Where a line holds the word "JSON", copy that line.

> _Supplied entries_
####

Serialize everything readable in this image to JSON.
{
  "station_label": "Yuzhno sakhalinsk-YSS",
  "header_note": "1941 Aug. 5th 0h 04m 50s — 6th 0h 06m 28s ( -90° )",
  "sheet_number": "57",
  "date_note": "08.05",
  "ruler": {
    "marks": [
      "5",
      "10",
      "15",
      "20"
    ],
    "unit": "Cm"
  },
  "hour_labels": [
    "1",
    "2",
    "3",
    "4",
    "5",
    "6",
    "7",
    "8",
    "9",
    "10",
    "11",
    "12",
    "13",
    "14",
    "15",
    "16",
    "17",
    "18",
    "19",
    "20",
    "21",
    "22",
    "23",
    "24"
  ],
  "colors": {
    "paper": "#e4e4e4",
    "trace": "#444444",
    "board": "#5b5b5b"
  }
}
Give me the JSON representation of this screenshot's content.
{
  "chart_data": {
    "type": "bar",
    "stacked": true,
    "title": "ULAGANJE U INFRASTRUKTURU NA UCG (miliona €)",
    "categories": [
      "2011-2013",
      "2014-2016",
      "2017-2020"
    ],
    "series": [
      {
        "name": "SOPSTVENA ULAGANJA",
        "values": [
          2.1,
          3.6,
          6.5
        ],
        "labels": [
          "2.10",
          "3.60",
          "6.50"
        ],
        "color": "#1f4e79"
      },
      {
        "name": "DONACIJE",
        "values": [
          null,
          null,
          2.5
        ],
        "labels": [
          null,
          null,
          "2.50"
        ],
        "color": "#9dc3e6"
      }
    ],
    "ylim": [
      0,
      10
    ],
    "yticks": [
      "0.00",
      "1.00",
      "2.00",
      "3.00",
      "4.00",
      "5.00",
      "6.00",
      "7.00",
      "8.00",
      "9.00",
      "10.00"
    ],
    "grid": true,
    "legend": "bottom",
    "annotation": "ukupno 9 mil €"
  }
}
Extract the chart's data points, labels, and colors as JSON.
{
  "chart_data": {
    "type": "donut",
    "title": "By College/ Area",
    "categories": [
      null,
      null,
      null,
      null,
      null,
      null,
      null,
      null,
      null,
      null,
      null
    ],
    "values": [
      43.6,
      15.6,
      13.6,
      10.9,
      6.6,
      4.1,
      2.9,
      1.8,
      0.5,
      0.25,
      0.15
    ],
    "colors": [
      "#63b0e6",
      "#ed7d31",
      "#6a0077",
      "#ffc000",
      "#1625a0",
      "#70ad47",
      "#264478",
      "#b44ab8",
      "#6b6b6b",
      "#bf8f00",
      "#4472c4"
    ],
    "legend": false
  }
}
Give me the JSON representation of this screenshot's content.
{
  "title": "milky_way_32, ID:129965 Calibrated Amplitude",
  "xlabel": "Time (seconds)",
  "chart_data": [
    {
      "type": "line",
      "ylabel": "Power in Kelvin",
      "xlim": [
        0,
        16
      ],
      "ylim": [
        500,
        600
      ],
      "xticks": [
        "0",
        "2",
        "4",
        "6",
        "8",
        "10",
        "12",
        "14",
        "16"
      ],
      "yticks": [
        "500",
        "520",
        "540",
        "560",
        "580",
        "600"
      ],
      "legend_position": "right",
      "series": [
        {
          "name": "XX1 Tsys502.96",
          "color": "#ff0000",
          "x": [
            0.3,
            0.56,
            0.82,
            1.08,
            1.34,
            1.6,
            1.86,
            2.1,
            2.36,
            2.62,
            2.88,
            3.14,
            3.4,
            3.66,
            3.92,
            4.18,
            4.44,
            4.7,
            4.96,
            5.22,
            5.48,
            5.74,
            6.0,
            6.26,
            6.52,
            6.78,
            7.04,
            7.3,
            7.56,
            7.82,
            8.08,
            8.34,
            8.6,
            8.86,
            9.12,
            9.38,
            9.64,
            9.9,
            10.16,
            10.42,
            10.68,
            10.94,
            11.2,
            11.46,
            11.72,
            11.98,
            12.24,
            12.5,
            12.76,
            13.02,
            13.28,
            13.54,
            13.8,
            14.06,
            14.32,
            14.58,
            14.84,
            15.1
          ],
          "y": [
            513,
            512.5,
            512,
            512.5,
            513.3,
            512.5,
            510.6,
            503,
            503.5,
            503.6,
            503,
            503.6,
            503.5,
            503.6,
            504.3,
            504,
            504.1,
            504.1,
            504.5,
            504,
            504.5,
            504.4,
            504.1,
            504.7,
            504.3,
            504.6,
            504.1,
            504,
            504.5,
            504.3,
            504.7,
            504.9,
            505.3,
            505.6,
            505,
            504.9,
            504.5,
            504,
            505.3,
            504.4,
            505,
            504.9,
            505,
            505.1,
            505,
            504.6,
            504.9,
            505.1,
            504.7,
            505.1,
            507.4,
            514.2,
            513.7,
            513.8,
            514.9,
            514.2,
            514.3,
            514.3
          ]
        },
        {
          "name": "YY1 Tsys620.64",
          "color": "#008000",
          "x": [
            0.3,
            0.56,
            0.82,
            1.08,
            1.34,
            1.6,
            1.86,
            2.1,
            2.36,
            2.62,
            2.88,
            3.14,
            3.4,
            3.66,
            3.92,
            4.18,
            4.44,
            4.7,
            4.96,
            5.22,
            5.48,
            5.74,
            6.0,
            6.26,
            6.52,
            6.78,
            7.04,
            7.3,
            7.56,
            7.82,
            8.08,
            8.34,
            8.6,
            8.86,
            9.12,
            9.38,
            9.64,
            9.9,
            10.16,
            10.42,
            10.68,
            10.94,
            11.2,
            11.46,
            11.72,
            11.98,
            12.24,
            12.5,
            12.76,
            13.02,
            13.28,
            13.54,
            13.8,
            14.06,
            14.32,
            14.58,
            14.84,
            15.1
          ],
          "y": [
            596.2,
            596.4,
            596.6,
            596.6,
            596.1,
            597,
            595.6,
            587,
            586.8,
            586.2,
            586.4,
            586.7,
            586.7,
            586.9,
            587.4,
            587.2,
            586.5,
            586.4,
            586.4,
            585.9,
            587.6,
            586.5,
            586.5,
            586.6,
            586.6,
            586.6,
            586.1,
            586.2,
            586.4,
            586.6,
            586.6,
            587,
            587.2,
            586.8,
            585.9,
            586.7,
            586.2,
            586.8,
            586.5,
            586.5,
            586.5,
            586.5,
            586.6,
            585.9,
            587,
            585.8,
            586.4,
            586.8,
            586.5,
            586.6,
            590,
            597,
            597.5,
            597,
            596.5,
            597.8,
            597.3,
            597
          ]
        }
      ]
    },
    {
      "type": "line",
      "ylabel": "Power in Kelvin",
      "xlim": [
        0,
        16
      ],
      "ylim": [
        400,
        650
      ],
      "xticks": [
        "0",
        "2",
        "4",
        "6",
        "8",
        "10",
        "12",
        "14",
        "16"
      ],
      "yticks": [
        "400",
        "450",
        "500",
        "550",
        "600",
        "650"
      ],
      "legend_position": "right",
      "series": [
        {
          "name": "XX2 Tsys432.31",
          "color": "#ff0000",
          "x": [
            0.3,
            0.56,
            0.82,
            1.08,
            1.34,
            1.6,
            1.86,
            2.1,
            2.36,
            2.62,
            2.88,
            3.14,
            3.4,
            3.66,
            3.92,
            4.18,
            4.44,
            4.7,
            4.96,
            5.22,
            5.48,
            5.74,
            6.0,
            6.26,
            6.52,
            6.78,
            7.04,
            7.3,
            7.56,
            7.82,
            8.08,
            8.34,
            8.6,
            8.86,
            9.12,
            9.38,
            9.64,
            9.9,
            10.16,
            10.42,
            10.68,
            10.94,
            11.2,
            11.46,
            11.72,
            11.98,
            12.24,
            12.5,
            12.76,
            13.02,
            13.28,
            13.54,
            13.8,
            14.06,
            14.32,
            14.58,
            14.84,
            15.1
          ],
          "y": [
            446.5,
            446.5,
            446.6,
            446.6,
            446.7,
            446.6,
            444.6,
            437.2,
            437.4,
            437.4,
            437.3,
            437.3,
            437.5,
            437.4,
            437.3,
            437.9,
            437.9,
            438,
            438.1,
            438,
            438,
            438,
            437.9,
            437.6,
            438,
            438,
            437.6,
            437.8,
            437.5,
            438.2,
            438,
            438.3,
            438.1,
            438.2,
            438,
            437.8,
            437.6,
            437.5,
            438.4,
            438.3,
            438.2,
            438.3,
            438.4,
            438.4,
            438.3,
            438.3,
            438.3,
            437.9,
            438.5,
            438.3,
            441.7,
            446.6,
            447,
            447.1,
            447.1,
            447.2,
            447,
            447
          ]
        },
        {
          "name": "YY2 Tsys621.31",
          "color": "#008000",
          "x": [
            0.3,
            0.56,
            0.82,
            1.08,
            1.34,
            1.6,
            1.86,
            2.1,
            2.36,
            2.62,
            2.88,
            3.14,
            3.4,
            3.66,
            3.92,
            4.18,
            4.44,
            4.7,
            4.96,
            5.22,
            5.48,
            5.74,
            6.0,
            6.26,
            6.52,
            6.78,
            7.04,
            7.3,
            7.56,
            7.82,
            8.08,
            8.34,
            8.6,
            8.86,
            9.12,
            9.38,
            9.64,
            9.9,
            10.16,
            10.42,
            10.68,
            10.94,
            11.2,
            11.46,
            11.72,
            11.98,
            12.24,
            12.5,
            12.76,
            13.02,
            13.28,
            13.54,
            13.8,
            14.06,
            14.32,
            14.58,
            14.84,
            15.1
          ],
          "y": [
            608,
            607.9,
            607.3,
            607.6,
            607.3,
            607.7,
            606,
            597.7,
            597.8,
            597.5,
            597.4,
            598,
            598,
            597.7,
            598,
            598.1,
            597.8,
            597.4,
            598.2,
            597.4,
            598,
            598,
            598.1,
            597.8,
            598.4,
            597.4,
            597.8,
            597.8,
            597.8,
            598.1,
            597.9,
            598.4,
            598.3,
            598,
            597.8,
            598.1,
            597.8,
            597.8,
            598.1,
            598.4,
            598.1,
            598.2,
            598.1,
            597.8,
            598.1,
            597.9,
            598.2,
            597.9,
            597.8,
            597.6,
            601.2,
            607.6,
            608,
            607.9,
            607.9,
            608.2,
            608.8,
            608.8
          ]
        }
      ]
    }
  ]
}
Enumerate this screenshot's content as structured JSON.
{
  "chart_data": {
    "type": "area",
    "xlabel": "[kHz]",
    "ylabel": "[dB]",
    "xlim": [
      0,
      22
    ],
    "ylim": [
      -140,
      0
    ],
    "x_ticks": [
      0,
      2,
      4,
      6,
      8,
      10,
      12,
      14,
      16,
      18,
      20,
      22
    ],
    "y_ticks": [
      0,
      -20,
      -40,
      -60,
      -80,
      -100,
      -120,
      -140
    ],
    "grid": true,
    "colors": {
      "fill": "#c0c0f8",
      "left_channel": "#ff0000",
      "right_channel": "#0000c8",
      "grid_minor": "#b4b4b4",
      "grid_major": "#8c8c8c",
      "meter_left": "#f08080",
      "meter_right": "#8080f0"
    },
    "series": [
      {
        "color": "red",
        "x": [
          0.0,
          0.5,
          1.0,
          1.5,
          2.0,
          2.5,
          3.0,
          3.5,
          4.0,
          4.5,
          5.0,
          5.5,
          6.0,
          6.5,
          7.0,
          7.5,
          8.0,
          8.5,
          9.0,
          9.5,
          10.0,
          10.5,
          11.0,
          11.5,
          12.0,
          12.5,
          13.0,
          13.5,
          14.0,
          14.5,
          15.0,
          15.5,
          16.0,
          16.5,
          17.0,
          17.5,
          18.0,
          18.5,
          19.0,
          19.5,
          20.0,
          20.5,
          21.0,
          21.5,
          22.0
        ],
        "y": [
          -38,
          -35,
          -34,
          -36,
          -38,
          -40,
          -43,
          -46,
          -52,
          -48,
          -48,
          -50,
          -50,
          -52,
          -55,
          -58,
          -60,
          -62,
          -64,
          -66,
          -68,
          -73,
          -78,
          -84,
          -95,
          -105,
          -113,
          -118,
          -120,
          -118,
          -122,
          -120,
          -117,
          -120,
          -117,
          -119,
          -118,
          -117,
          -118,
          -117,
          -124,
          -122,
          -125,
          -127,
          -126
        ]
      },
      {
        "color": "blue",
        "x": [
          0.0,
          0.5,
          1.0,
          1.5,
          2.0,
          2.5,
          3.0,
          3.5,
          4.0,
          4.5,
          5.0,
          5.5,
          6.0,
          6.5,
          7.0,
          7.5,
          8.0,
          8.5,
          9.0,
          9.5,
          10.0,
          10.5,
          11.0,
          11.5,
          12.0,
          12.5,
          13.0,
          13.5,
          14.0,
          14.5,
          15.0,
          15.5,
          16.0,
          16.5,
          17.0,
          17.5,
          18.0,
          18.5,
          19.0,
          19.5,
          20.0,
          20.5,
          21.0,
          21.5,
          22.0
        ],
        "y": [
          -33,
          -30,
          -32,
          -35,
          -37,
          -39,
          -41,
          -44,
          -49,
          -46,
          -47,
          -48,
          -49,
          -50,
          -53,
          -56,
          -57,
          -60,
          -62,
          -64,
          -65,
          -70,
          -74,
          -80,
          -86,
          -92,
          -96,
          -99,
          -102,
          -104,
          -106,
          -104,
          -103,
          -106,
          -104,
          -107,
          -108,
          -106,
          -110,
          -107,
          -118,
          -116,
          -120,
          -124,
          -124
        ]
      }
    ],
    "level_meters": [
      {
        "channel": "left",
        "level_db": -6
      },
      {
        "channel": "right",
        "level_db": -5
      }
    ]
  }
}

####

> _Answer below_
Serialize everything readable in this image to JSON.
Give me the JSON representation of this screenshot's content.
Extract the chart's data points, labels, and colors as JSON.
Give me the JSON representation of this screenshot's content.
Enumerate this screenshot's content as structured JSON.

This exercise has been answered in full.